Look through the data below. Show each line where the string "xlabel" occurs.

--- --- ---

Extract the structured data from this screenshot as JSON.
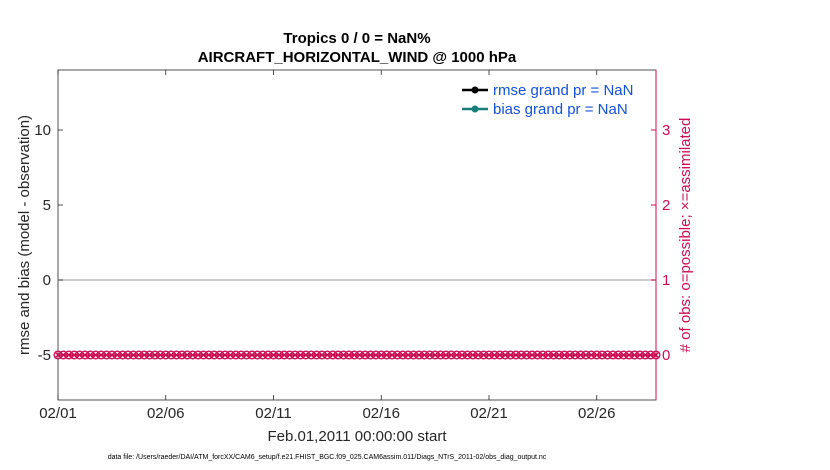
{
  "chart_data": {
    "type": "line",
    "title": [
      "Tropics 0 / 0 = NaN%",
      "AIRCRAFT_HORIZONTAL_WIND @ 1000 hPa"
    ],
    "xlabel": "Feb.01,2011 00:00:00 start",
    "ylabel_left": "rmse and bias (model - observation)",
    "ylabel_right": "# of obs: o=possible; ×=assimilated",
    "x_ticks": [
      "02/01",
      "02/06",
      "02/11",
      "02/16",
      "02/21",
      "02/26"
    ],
    "x_tick_days": [
      0,
      5,
      10,
      15,
      20,
      25
    ],
    "xlim_days": [
      0,
      27.75
    ],
    "y_left_ticks": [
      -5,
      0,
      5,
      10
    ],
    "y_left_lim": [
      -8,
      14
    ],
    "y_right_ticks": [
      0,
      1,
      2,
      3
    ],
    "y_right_lim": [
      -0.6,
      3.8
    ],
    "zero_line": 0,
    "legend": [
      {
        "label": "rmse grand pr = NaN",
        "color": "#000000"
      },
      {
        "label": "bias grand pr = NaN",
        "color": "#1a7f7a"
      }
    ],
    "legend_position": "top-right",
    "obs_series": {
      "name": "# of obs",
      "axis": "right",
      "color": "#cc0f55",
      "x_start_day": 0,
      "x_step_day": 0.25,
      "count": 112,
      "value": 0
    },
    "colors": {
      "obs": "#cc0f55",
      "legend_text": "#1452d6",
      "zero_line": "#bdbdbd"
    }
  },
  "footer": "data file: /Users/raeder/DAI/ATM_forcXX/CAM6_setup/f.e21.FHIST_BGC.f09_025.CAM6assim.011/Diags_NTrS_2011-02/obs_diag_output.nc"
}
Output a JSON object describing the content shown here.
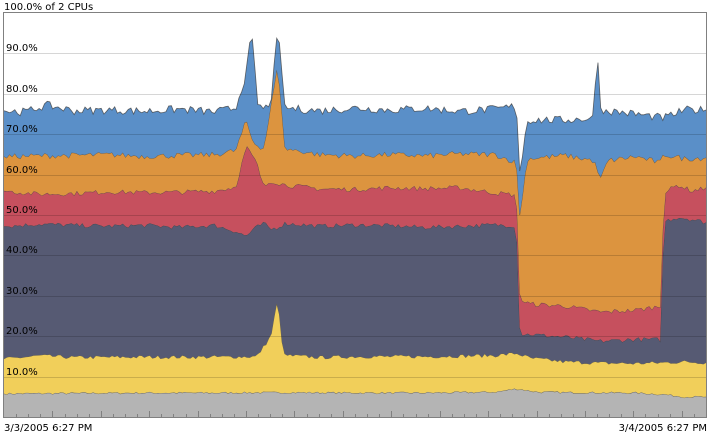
{
  "chart_data": {
    "type": "area",
    "stacked": true,
    "title": "100.0% of 2 CPUs",
    "xlabel": "",
    "ylabel": "",
    "ylim": [
      0,
      100
    ],
    "yticks": [
      "10.0%",
      "20.0%",
      "30.0%",
      "40.0%",
      "50.0%",
      "60.0%",
      "70.0%",
      "80.0%",
      "90.0%"
    ],
    "ytick_values": [
      10,
      20,
      30,
      40,
      50,
      60,
      70,
      80,
      90
    ],
    "xlim": [
      0,
      1
    ],
    "x_start_label": "3/3/2005 6:27 PM",
    "x_end_label": "3/4/2005 6:27 PM",
    "grid": true,
    "legend": "none",
    "series": [
      {
        "color": "#b4b4b4",
        "points": [
          [
            0,
            5.8
          ],
          [
            0.1,
            5.9
          ],
          [
            0.2,
            6.0
          ],
          [
            0.3,
            6.0
          ],
          [
            0.4,
            6.1
          ],
          [
            0.5,
            6.0
          ],
          [
            0.6,
            6.0
          ],
          [
            0.7,
            6.2
          ],
          [
            0.73,
            7.0
          ],
          [
            0.76,
            6.2
          ],
          [
            0.8,
            6.1
          ],
          [
            0.9,
            6.0
          ],
          [
            0.94,
            5.6
          ],
          [
            0.97,
            5.0
          ],
          [
            1.0,
            5.0
          ]
        ]
      },
      {
        "color": "#f1cf5a",
        "points": [
          [
            0,
            14.4
          ],
          [
            0.05,
            15.2
          ],
          [
            0.1,
            14.8
          ],
          [
            0.2,
            14.9
          ],
          [
            0.3,
            14.9
          ],
          [
            0.36,
            15.0
          ],
          [
            0.38,
            20.0
          ],
          [
            0.39,
            29.5
          ],
          [
            0.395,
            20.0
          ],
          [
            0.4,
            15.3
          ],
          [
            0.45,
            14.8
          ],
          [
            0.5,
            15.0
          ],
          [
            0.6,
            15.0
          ],
          [
            0.7,
            15.3
          ],
          [
            0.73,
            15.8
          ],
          [
            0.75,
            14.6
          ],
          [
            0.8,
            13.7
          ],
          [
            0.85,
            13.4
          ],
          [
            0.9,
            13.3
          ],
          [
            0.94,
            13.5
          ],
          [
            0.97,
            13.7
          ],
          [
            1.0,
            13.5
          ]
        ]
      },
      {
        "color": "#565a73",
        "points": [
          [
            0,
            47.2
          ],
          [
            0.05,
            47.8
          ],
          [
            0.1,
            47.5
          ],
          [
            0.15,
            47.3
          ],
          [
            0.2,
            47.5
          ],
          [
            0.25,
            47.0
          ],
          [
            0.3,
            47.5
          ],
          [
            0.33,
            46.0
          ],
          [
            0.345,
            44.8
          ],
          [
            0.355,
            46.5
          ],
          [
            0.37,
            48.0
          ],
          [
            0.38,
            46.5
          ],
          [
            0.39,
            47.0
          ],
          [
            0.4,
            48.0
          ],
          [
            0.45,
            47.3
          ],
          [
            0.5,
            47.6
          ],
          [
            0.55,
            47.4
          ],
          [
            0.6,
            47.0
          ],
          [
            0.65,
            47.3
          ],
          [
            0.7,
            47.6
          ],
          [
            0.73,
            47.4
          ],
          [
            0.735,
            20.5
          ],
          [
            0.75,
            20.5
          ],
          [
            0.8,
            19.8
          ],
          [
            0.85,
            18.8
          ],
          [
            0.9,
            19.3
          ],
          [
            0.935,
            19.2
          ],
          [
            0.94,
            48.5
          ],
          [
            0.96,
            49.5
          ],
          [
            0.98,
            49.0
          ],
          [
            1.0,
            48.2
          ]
        ]
      },
      {
        "color": "#c6505e",
        "points": [
          [
            0,
            56.0
          ],
          [
            0.05,
            55.2
          ],
          [
            0.1,
            55.4
          ],
          [
            0.15,
            55.8
          ],
          [
            0.2,
            55.6
          ],
          [
            0.25,
            55.7
          ],
          [
            0.3,
            56.0
          ],
          [
            0.33,
            57.0
          ],
          [
            0.345,
            67.0
          ],
          [
            0.36,
            63.0
          ],
          [
            0.37,
            57.0
          ],
          [
            0.38,
            58.5
          ],
          [
            0.4,
            57.5
          ],
          [
            0.45,
            56.5
          ],
          [
            0.5,
            56.4
          ],
          [
            0.55,
            56.8
          ],
          [
            0.6,
            56.6
          ],
          [
            0.65,
            56.8
          ],
          [
            0.7,
            55.5
          ],
          [
            0.73,
            55.0
          ],
          [
            0.735,
            29.0
          ],
          [
            0.75,
            28.0
          ],
          [
            0.8,
            27.5
          ],
          [
            0.85,
            26.0
          ],
          [
            0.9,
            26.5
          ],
          [
            0.935,
            27.5
          ],
          [
            0.94,
            55.5
          ],
          [
            0.96,
            57.5
          ],
          [
            0.98,
            56.0
          ],
          [
            1.0,
            56.8
          ]
        ]
      },
      {
        "color": "#dc943f",
        "points": [
          [
            0,
            64.5
          ],
          [
            0.05,
            64.7
          ],
          [
            0.1,
            64.8
          ],
          [
            0.15,
            65.0
          ],
          [
            0.2,
            64.6
          ],
          [
            0.25,
            64.8
          ],
          [
            0.3,
            65.0
          ],
          [
            0.33,
            66.0
          ],
          [
            0.345,
            73.5
          ],
          [
            0.355,
            68.0
          ],
          [
            0.37,
            66.5
          ],
          [
            0.385,
            82.0
          ],
          [
            0.39,
            87.0
          ],
          [
            0.395,
            78.0
          ],
          [
            0.4,
            66.5
          ],
          [
            0.45,
            65.0
          ],
          [
            0.5,
            64.7
          ],
          [
            0.55,
            65.0
          ],
          [
            0.6,
            64.7
          ],
          [
            0.65,
            65.2
          ],
          [
            0.7,
            65.0
          ],
          [
            0.73,
            63.0
          ],
          [
            0.735,
            49.5
          ],
          [
            0.745,
            64.0
          ],
          [
            0.8,
            64.8
          ],
          [
            0.84,
            63.5
          ],
          [
            0.85,
            59.0
          ],
          [
            0.86,
            63.5
          ],
          [
            0.9,
            64.5
          ],
          [
            0.935,
            63.0
          ],
          [
            0.94,
            65.0
          ],
          [
            0.97,
            64.0
          ],
          [
            1.0,
            64.2
          ]
        ]
      },
      {
        "color": "#5a8fc8",
        "points": [
          [
            0,
            75.8
          ],
          [
            0.03,
            75.5
          ],
          [
            0.06,
            77.2
          ],
          [
            0.1,
            75.8
          ],
          [
            0.15,
            76.0
          ],
          [
            0.2,
            75.7
          ],
          [
            0.25,
            76.2
          ],
          [
            0.3,
            75.5
          ],
          [
            0.33,
            76.5
          ],
          [
            0.345,
            85.0
          ],
          [
            0.35,
            92.0
          ],
          [
            0.355,
            93.0
          ],
          [
            0.36,
            78.0
          ],
          [
            0.37,
            76.0
          ],
          [
            0.38,
            78.0
          ],
          [
            0.39,
            95.5
          ],
          [
            0.395,
            88.0
          ],
          [
            0.4,
            76.5
          ],
          [
            0.45,
            75.8
          ],
          [
            0.5,
            76.5
          ],
          [
            0.55,
            76.0
          ],
          [
            0.6,
            76.4
          ],
          [
            0.65,
            75.7
          ],
          [
            0.7,
            76.2
          ],
          [
            0.73,
            77.0
          ],
          [
            0.735,
            60.0
          ],
          [
            0.745,
            73.5
          ],
          [
            0.8,
            73.5
          ],
          [
            0.84,
            74.0
          ],
          [
            0.845,
            92.5
          ],
          [
            0.85,
            76.0
          ],
          [
            0.9,
            75.0
          ],
          [
            0.94,
            74.0
          ],
          [
            0.97,
            76.0
          ],
          [
            1.0,
            76.0
          ]
        ]
      }
    ]
  }
}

--- --- ---

• _Solution for this task_
    "xlabel": "Feb.01,2011 00:00:00 start",
    "xlabel": "",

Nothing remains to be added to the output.